#### AIM OF THE EXERCISE:
Extract the entries in their exact form.

#### RECORDS SUPPLIED:
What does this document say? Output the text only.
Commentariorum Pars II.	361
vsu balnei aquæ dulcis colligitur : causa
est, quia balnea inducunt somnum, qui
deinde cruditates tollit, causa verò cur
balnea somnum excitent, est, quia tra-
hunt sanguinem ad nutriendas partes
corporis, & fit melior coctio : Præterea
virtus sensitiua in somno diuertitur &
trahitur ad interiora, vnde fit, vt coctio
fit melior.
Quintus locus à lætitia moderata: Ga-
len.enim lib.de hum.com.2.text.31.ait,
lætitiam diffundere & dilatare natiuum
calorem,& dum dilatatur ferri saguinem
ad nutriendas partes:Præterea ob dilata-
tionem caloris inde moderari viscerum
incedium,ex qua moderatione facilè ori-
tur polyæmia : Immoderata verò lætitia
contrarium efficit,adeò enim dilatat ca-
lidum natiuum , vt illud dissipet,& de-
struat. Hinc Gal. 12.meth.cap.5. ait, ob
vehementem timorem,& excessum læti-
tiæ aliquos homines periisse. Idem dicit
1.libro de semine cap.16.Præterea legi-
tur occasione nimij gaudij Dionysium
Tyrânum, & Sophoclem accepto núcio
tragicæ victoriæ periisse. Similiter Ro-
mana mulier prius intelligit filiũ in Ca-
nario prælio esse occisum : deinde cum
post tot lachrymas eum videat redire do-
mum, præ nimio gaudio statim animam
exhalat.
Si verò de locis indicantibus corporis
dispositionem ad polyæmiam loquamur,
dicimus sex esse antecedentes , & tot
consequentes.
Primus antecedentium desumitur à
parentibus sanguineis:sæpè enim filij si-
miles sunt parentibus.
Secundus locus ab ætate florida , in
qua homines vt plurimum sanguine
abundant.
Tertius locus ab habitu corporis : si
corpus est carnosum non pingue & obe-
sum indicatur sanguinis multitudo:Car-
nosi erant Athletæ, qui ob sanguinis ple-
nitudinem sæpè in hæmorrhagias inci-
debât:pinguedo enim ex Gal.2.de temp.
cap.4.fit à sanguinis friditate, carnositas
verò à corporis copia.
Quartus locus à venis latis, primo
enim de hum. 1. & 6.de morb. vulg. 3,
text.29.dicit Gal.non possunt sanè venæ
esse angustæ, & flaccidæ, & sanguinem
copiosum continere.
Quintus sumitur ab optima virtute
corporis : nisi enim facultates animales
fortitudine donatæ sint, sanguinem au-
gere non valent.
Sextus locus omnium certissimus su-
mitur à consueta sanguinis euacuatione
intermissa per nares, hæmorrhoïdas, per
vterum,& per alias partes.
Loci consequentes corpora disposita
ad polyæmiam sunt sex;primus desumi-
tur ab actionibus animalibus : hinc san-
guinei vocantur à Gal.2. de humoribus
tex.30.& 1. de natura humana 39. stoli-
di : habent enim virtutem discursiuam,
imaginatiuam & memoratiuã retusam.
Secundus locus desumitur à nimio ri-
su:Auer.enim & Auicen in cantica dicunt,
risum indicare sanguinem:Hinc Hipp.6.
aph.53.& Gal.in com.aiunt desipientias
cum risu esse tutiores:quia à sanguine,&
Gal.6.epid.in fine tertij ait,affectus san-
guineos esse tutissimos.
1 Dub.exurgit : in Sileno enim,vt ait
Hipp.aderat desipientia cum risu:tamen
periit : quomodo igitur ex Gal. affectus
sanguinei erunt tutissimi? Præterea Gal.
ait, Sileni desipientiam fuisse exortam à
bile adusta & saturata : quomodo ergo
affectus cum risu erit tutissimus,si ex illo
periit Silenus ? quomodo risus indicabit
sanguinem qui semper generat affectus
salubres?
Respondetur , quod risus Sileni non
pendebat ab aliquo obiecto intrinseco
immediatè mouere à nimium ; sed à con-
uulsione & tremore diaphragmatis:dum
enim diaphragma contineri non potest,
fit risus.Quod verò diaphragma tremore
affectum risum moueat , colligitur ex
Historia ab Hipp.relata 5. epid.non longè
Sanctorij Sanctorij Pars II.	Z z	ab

#### RESULT FOR THIS TASK:
What does this document say? Output the text only.
Commentariorum Pars II.	361
vsu balnei aquæ dulcis colligitur : causa
est, quia balnea inducunt somnum, qui
deinde cruditates tollit, causa verò cur
balnea somnum excitent, est, quia tra-
hunt sanguinem ad nutriendas partes
corporis, & fit melior coctio : Præterea
virtus sensitiua in somno diuertitur &
trahitur ad interiora, vnde fit, vt coctio
fit melior.
Quintus locus à lætitia moderata: Ga-
len.enim lib.de hum.com.2.text.31.ait,
lætitiam diffundere & dilatare natiuum
calorem,& dum dilatatur ferri saguinem
ad nutriendas partes:Præterea ob dilata-
tionem caloris inde moderari viscerum
incedium,ex qua moderatione facilè ori-
tur polyæmia : Immoderata verò lætitia
contrarium efficit,adeò enim dilatat ca-
lidum natiuum , vt illud dissipet,& de-
struat. Hinc Gal. 12.meth.cap.5. ait, ob
vehementem timorem,& excessum læti-
tiæ aliquos homines periisse. Idem dicit
1.libro de semine cap.16.Præterea legi-
tur occasione nimij gaudij Dionysium
Tyrânum, & Sophoclem accepto núcio
tragicæ victoriæ periisse. Similiter Ro-
mana mulier prius intelligit filiũ in Ca-
nario prælio esse occisum : deinde cum
post tot lachrymas eum videat redire do-
mum, præ nimio gaudio statim animam
exhalat.
Si verò de locis indicantibus corporis
dispositionem ad polyæmiam loquamur,
dicimus sex esse antecedentes , & tot
consequentes.
Primus antecedentium desumitur à
parentibus sanguineis:sæpè enim filij si-
miles sunt parentibus.
Secundus locus ab ætate florida , in
qua homines vt plurimum sanguine
abundant.
Tertius locus ab habitu corporis : si
corpus est carnosum non pingue & obe-
sum indicatur sanguinis multitudo:Car-
nosi erant Athletæ, qui ob sanguinis ple-
nitudinem sæpè in hæmorrhagias inci-
debât:pinguedo enim ex Gal.2.de temp.
cap.4.fit à sanguinis friditate, carnositas
verò à corporis copia.
Quartus locus à venis latis, primo
enim de hum. 1. & 6.de morb. vulg. 3,
text.29.dicit Gal.non possunt sanè venæ
esse angustæ, & flaccidæ, & sanguinem
copiosum continere.
Quintus sumitur ab optima virtute
corporis : nisi enim facultates animales
fortitudine donatæ sint, sanguinem au-
gere non valent.
Sextus locus omnium certissimus su-
mitur à consueta sanguinis euacuatione
intermissa per nares, hæmorrhoïdas, per
vterum,& per alias partes.
Loci consequentes corpora disposita
ad polyæmiam sunt sex;primus desumi-
tur ab actionibus animalibus : hinc san-
guinei vocantur à Gal.2. de humoribus
tex.30.& 1. de natura humana 39. stoli-
di : habent enim virtutem discursiuam,
imaginatiuam & memoratiuã retusam.
Secundus locus desumitur à nimio ri-
su:Auer.enim & Auicen in cantica dicunt,
risum indicare sanguinem:Hinc Hipp.6.
aph.53.& Gal.in com.aiunt desipientias
cum risu esse tutiores:quia à sanguine,&
Gal.6.epid.in fine tertij ait,affectus san-
guineos esse tutissimos.
1 Dub.exurgit : in Sileno enim,vt ait
Hipp.aderat desipientia cum risu:tamen
periit : quomodo igitur ex Gal. affectus
sanguinei erunt tutissimi? Præterea Gal.
ait, Sileni desipientiam fuisse exortam à
bile adusta & saturata : quomodo ergo
affectus cum risu erit tutissimus,si ex illo
periit Silenus ? quomodo risus indicabit
sanguinem qui semper generat affectus
salubres?
Respondetur , quod risus Sileni non
pendebat ab aliquo obiecto intrinseco
immediatè mouere à nimium ; sed à con-
uulsione & tremore diaphragmatis:dum
enim diaphragma contineri non potest,
fit risus.Quod verò diaphragma tremore
affectum risum moueat , colligitur ex
Historia ab Hipp.relata 5. epid.non longè
Sanctorij Sanctorij Pars II.	Z z	ab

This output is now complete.